Task directions: All lines from the one with "Output a JSON" to the end need to be copied exactly, with nothing before them.

Records from a dataset:
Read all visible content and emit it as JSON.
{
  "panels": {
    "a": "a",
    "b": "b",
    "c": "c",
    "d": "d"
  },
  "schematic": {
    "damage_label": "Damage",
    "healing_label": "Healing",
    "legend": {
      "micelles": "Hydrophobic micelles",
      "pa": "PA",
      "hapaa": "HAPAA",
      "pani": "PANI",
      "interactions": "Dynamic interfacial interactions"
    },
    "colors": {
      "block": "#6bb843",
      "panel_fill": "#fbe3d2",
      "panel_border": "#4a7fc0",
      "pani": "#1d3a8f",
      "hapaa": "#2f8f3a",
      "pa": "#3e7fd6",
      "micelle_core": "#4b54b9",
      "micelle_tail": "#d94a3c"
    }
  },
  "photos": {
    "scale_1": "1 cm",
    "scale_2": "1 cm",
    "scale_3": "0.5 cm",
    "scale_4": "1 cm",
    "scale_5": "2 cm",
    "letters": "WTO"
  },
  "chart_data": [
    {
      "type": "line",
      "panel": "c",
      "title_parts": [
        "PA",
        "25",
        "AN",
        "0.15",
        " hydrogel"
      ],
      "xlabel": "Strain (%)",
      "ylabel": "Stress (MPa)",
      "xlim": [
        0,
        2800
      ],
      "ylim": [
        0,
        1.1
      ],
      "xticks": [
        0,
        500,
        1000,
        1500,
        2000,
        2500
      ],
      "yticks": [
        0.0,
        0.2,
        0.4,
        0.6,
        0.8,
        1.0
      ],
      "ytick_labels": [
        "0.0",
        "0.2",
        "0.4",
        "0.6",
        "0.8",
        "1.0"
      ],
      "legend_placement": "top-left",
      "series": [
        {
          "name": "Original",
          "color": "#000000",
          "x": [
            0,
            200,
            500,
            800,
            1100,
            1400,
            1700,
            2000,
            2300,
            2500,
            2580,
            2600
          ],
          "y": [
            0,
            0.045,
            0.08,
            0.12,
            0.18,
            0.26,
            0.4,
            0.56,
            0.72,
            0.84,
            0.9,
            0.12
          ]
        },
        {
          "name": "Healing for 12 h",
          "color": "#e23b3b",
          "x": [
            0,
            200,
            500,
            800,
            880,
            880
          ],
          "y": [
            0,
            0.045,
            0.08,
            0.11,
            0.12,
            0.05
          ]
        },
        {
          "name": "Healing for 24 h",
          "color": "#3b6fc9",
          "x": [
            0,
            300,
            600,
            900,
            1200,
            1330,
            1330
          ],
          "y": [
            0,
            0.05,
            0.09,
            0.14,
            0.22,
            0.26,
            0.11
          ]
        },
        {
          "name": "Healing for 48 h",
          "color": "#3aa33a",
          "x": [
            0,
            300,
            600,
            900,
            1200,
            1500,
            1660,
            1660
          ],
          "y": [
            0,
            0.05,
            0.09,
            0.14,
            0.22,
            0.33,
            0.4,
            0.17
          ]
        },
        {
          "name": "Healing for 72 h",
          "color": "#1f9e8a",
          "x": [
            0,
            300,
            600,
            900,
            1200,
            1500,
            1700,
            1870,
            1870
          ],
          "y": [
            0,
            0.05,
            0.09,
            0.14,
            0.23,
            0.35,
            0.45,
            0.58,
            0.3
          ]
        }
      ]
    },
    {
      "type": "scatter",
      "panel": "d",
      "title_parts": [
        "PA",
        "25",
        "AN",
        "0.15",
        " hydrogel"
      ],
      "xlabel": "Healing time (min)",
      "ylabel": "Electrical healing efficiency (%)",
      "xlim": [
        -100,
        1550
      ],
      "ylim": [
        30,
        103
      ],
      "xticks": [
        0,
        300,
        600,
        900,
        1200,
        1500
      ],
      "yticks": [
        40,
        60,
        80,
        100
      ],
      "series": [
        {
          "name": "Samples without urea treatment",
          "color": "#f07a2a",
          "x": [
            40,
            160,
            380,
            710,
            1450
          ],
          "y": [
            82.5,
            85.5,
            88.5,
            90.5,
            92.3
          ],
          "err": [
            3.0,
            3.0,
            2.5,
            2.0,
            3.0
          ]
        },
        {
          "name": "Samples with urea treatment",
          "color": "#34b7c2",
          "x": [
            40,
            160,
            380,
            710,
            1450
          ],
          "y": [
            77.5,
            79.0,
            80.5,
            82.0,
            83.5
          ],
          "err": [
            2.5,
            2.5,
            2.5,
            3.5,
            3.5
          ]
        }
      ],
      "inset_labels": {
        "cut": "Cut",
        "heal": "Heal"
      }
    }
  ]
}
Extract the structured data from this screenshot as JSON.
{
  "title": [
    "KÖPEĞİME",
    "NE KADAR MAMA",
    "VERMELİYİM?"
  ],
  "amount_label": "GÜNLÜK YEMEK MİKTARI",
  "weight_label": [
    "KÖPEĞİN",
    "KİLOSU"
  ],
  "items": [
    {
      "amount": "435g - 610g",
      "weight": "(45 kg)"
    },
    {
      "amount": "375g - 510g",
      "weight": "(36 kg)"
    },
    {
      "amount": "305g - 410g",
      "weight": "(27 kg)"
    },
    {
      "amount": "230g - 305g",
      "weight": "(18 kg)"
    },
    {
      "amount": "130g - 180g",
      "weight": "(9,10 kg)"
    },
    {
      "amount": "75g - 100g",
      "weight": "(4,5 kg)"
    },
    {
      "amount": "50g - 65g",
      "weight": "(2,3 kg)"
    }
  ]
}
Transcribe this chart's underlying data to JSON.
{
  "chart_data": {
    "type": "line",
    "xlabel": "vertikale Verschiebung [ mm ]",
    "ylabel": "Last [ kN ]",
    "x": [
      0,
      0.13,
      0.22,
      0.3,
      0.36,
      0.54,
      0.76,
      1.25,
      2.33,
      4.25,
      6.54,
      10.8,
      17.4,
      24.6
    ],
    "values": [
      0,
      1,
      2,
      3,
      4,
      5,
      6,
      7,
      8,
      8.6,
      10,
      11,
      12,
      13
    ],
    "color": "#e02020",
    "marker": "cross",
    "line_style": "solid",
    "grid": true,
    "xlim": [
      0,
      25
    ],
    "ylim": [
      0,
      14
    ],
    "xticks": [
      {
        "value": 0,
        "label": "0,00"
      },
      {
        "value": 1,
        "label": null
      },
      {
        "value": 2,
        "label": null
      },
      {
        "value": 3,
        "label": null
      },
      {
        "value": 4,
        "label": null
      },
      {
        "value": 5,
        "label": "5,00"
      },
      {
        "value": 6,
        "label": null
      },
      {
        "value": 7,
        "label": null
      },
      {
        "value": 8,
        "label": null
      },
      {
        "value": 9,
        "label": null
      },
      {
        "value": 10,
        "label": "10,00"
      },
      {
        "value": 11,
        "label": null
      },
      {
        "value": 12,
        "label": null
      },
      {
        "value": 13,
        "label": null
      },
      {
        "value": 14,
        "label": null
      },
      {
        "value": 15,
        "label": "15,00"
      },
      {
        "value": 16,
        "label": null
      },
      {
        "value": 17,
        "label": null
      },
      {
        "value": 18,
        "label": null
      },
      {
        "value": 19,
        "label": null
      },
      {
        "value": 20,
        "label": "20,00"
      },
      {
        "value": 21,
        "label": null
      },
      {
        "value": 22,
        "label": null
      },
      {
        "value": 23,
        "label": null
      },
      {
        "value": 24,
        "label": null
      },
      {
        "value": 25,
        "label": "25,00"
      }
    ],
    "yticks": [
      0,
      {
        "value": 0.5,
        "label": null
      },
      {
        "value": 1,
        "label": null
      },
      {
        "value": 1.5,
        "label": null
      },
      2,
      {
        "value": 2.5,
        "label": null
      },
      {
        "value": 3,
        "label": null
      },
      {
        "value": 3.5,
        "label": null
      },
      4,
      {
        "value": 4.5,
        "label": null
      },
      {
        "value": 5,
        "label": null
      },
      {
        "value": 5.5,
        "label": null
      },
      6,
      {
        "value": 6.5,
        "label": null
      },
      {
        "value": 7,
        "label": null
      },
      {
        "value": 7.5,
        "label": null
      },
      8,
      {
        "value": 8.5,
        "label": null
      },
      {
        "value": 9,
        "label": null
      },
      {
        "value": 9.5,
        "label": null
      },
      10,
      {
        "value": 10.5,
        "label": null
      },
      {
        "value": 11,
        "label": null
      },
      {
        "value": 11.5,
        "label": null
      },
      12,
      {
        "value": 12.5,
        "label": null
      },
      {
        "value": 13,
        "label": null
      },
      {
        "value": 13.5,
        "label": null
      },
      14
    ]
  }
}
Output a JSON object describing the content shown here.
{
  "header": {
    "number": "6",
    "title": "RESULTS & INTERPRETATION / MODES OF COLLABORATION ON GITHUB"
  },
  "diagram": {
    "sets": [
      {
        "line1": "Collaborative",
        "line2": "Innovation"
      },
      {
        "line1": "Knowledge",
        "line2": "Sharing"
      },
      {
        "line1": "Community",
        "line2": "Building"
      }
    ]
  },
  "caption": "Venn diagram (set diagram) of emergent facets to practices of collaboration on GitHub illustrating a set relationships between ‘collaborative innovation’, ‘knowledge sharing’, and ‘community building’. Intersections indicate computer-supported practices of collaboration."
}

Response:
Output a JSON object describing the content shown here.
{
  "header": {
    "number": "6",
    "title": "RESULTS & INTERPRETATION / MODES OF COLLABORATION ON GITHUB"
  },
  "diagram": {
    "sets": [
      {
        "line1": "Collaborative",
        "line2": "Innovation"
      },
      {
        "line1": "Knowledge",
        "line2": "Sharing"
      },
      {
        "line1": "Community",
        "line2": "Building"
      }
    ]
  },
  "caption": "Venn diagram (set diagram) of emergent facets to practices of collaboration on GitHub illustrating a set relationships between ‘collaborative innovation’, ‘knowledge sharing’, and ‘community building’. Intersections indicate computer-supported practices of collaboration."
}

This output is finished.